(Collected data entries)
((

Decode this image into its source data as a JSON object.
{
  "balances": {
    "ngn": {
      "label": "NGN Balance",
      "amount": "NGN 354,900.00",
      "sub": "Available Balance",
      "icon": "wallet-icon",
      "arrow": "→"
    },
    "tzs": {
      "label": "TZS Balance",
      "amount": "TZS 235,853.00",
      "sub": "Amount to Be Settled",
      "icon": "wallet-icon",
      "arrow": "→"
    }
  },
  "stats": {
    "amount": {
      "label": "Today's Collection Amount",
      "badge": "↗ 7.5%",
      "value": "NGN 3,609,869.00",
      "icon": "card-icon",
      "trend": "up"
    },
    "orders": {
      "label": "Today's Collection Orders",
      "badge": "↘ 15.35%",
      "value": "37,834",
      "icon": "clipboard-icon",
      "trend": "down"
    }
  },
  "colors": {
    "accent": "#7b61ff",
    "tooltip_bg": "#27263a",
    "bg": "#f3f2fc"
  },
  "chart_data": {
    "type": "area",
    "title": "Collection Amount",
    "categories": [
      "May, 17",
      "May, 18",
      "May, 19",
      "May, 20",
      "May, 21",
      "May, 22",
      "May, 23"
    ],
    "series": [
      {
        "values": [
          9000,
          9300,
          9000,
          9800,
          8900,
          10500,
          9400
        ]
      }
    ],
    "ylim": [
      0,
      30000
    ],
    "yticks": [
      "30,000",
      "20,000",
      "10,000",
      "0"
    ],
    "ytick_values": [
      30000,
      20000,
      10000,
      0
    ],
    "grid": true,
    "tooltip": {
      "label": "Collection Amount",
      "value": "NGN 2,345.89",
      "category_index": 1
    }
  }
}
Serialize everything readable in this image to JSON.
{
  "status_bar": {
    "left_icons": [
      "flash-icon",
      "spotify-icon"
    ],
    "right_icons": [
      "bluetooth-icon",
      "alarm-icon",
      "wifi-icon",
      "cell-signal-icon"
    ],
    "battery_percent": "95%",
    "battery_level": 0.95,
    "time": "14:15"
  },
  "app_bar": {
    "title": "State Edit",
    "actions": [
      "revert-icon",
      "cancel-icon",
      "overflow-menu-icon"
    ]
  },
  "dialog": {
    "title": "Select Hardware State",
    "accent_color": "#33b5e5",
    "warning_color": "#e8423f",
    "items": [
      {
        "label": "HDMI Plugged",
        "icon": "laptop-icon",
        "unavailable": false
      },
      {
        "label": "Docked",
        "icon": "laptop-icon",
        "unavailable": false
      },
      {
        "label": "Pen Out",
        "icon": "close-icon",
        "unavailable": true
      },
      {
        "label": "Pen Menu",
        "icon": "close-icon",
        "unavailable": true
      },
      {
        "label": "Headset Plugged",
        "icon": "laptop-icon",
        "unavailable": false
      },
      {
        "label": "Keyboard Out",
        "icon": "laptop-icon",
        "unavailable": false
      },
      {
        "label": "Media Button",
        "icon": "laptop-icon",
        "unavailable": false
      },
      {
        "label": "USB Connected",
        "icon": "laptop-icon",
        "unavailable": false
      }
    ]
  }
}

))

--- THE TASK ---
Each entry is to be returned in full, character for character.

--- OUTPUT OF THE TASK ---
Decode this image into its source data as a JSON object.
{
  "balances": {
    "ngn": {
      "label": "NGN Balance",
      "amount": "NGN 354,900.00",
      "sub": "Available Balance",
      "icon": "wallet-icon",
      "arrow": "→"
    },
    "tzs": {
      "label": "TZS Balance",
      "amount": "TZS 235,853.00",
      "sub": "Amount to Be Settled",
      "icon": "wallet-icon",
      "arrow": "→"
    }
  },
  "stats": {
    "amount": {
      "label": "Today's Collection Amount",
      "badge": "↗ 7.5%",
      "value": "NGN 3,609,869.00",
      "icon": "card-icon",
      "trend": "up"
    },
    "orders": {
      "label": "Today's Collection Orders",
      "badge": "↘ 15.35%",
      "value": "37,834",
      "icon": "clipboard-icon",
      "trend": "down"
    }
  },
  "colors": {
    "accent": "#7b61ff",
    "tooltip_bg": "#27263a",
    "bg": "#f3f2fc"
  },
  "chart_data": {
    "type": "area",
    "title": "Collection Amount",
    "categories": [
      "May, 17",
      "May, 18",
      "May, 19",
      "May, 20",
      "May, 21",
      "May, 22",
      "May, 23"
    ],
    "series": [
      {
        "values": [
          9000,
          9300,
          9000,
          9800,
          8900,
          10500,
          9400
        ]
      }
    ],
    "ylim": [
      0,
      30000
    ],
    "yticks": [
      "30,000",
      "20,000",
      "10,000",
      "0"
    ],
    "ytick_values": [
      30000,
      20000,
      10000,
      0
    ],
    "grid": true,
    "tooltip": {
      "label": "Collection Amount",
      "value": "NGN 2,345.89",
      "category_index": 1
    }
  }
}
Serialize everything readable in this image to JSON.
{
  "status_bar": {
    "left_icons": [
      "flash-icon",
      "spotify-icon"
    ],
    "right_icons": [
      "bluetooth-icon",
      "alarm-icon",
      "wifi-icon",
      "cell-signal-icon"
    ],
    "battery_percent": "95%",
    "battery_level": 0.95,
    "time": "14:15"
  },
  "app_bar": {
    "title": "State Edit",
    "actions": [
      "revert-icon",
      "cancel-icon",
      "overflow-menu-icon"
    ]
  },
  "dialog": {
    "title": "Select Hardware State",
    "accent_color": "#33b5e5",
    "warning_color": "#e8423f",
    "items": [
      {
        "label": "HDMI Plugged",
        "icon": "laptop-icon",
        "unavailable": false
      },
      {
        "label": "Docked",
        "icon": "laptop-icon",
        "unavailable": false
      },
      {
        "label": "Pen Out",
        "icon": "close-icon",
        "unavailable": true
      },
      {
        "label": "Pen Menu",
        "icon": "close-icon",
        "unavailable": true
      },
      {
        "label": "Headset Plugged",
        "icon": "laptop-icon",
        "unavailable": false
      },
      {
        "label": "Keyboard Out",
        "icon": "laptop-icon",
        "unavailable": false
      },
      {
        "label": "Media Button",
        "icon": "laptop-icon",
        "unavailable": false
      },
      {
        "label": "USB Connected",
        "icon": "laptop-icon",
        "unavailable": false
      }
    ]
  }
}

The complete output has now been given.